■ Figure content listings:
<<<<
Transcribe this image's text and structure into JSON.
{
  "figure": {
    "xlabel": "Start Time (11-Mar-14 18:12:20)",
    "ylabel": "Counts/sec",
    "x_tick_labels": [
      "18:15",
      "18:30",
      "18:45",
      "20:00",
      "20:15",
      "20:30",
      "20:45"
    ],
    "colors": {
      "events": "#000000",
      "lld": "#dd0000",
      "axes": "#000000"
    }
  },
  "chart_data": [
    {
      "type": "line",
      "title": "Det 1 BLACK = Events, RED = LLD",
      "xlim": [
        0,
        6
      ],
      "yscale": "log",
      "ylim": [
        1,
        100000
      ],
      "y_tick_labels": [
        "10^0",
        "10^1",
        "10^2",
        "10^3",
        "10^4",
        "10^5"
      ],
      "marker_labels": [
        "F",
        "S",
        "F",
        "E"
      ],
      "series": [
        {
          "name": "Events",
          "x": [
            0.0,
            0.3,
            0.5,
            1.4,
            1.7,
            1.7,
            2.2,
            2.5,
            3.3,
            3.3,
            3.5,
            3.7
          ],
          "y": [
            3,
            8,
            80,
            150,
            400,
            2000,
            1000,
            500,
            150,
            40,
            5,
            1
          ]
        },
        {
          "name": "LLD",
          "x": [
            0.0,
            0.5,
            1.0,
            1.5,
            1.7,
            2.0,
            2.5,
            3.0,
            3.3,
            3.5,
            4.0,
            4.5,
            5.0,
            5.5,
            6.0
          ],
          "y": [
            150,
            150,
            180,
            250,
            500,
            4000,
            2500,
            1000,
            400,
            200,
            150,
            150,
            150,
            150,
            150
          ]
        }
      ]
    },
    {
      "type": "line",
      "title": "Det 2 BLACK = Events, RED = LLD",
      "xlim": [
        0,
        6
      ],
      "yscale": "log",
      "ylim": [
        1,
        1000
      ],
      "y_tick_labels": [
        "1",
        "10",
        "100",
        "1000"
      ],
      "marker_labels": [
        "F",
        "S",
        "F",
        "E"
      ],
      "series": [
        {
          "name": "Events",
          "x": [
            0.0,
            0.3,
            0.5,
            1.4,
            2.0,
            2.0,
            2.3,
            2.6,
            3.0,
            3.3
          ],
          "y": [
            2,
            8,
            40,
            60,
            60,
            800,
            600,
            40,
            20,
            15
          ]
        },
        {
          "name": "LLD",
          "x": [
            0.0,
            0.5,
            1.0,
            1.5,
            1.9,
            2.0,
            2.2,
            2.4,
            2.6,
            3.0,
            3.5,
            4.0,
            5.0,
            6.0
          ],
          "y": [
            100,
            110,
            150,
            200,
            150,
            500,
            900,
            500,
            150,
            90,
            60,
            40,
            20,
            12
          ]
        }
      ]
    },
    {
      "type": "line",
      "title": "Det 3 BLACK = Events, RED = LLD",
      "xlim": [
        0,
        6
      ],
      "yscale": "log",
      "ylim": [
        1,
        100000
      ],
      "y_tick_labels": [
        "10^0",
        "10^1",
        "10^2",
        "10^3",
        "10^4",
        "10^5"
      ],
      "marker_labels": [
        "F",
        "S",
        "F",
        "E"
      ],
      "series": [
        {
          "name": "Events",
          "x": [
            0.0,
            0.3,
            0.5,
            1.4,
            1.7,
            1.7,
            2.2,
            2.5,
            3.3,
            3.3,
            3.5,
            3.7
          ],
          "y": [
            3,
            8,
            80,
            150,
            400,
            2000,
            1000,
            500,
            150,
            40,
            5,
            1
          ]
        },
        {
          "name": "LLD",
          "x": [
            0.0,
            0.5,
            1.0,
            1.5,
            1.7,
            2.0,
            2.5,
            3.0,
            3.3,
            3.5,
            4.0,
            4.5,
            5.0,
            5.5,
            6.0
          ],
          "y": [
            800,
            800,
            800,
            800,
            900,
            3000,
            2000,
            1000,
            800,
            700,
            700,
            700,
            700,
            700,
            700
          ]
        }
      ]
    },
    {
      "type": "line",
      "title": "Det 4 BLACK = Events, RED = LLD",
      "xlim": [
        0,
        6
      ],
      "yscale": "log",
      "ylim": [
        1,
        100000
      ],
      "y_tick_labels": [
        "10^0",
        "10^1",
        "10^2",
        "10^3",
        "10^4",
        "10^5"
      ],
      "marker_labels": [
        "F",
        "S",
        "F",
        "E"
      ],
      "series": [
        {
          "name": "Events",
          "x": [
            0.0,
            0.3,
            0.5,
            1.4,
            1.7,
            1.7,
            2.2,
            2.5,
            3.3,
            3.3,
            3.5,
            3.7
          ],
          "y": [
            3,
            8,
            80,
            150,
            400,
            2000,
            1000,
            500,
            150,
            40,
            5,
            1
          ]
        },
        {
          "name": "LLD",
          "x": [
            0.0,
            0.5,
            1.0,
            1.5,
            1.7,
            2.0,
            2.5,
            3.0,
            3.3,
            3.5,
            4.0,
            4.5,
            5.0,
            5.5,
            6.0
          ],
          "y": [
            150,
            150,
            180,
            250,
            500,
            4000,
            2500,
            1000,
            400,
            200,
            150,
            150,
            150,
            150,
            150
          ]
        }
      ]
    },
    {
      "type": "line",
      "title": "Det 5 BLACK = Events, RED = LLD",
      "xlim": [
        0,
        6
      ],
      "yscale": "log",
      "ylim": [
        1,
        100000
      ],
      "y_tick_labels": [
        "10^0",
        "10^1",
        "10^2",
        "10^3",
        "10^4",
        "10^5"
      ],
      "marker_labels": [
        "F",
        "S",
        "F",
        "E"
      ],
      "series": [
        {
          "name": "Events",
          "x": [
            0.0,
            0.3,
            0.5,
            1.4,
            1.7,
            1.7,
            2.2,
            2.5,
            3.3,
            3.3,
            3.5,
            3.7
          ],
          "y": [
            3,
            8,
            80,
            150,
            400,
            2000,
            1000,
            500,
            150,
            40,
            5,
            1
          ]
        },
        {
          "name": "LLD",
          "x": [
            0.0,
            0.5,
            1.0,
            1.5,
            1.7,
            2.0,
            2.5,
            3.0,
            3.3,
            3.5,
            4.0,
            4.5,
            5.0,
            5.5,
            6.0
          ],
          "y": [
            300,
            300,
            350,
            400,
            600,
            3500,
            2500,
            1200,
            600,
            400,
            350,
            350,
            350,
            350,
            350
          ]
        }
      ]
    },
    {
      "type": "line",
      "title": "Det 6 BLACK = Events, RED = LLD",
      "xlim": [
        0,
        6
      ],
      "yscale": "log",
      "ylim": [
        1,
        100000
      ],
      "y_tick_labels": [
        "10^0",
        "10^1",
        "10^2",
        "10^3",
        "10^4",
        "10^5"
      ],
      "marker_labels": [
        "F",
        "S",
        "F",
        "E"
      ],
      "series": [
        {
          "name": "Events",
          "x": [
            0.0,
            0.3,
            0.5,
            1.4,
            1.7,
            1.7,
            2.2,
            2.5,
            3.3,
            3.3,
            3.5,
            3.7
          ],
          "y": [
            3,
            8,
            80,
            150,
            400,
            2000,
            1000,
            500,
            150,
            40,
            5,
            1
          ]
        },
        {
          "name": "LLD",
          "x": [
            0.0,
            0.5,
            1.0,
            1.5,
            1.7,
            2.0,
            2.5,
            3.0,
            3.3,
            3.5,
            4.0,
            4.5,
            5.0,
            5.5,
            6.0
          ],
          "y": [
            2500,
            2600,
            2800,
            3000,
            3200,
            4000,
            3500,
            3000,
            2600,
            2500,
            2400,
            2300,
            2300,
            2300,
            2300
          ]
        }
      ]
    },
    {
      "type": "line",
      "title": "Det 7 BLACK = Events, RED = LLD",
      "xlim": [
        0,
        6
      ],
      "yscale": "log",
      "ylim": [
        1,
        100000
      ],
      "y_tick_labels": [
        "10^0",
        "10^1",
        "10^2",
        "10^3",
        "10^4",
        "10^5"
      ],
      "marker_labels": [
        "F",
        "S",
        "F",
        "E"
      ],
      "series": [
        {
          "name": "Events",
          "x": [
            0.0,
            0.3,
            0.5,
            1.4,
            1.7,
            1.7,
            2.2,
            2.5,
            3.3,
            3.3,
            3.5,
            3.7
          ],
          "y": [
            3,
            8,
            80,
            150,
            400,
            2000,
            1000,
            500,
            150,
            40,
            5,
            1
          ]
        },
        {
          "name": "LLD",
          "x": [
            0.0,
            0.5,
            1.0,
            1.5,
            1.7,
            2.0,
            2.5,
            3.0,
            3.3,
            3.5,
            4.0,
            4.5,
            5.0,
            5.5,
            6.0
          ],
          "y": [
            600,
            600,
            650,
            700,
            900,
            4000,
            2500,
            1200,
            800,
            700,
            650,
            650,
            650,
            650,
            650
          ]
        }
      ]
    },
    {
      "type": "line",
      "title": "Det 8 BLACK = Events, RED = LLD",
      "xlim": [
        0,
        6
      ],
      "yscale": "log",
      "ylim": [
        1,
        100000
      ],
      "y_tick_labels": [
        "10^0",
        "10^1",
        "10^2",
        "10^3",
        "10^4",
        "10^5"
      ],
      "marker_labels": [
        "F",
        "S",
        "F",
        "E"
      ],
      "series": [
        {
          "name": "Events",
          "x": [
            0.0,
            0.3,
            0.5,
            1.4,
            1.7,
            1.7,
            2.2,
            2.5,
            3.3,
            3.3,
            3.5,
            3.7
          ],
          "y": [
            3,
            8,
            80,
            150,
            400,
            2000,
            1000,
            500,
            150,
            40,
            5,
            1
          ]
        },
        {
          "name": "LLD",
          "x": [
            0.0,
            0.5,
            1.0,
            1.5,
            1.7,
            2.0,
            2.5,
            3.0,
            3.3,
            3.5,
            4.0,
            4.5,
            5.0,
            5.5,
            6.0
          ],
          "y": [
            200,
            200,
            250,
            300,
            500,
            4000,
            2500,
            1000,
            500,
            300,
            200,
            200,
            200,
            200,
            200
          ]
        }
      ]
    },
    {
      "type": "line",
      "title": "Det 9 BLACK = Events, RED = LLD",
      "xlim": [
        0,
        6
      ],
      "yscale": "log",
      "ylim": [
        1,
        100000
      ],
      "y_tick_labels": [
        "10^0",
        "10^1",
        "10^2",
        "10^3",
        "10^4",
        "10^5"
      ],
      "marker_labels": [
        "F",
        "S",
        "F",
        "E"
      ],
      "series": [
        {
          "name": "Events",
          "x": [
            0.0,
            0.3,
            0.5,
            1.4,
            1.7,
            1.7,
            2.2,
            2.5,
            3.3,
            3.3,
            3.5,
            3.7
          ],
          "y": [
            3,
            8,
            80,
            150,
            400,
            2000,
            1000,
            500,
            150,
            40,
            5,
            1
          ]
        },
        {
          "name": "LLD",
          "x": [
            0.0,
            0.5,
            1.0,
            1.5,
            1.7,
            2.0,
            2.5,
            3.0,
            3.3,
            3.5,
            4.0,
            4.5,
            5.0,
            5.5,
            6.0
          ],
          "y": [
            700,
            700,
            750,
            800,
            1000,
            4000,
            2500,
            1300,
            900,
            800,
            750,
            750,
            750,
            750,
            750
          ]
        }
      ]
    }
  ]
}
>>>>
■ TASK OBJECTIVE:
Look through the entries and return every line where "BLACK" appears.

■ RESULT OF THIS TASK:
      "title": "Det 1 BLACK = Events, RED = LLD",
      "title": "Det 2 BLACK = Events, RED = LLD",
      "title": "Det 3 BLACK = Events, RED = LLD",
      "title": "Det 4 BLACK = Events, RED = LLD",
      "title": "Det 5 BLACK = Events, RED = LLD",
      "title": "Det 6 BLACK = Events, RED = LLD",
      "title": "Det 7 BLACK = Events, RED = LLD",
      "title": "Det 8 BLACK = Events, RED = LLD",
      "title": "Det 9 BLACK = Events, RED = LLD",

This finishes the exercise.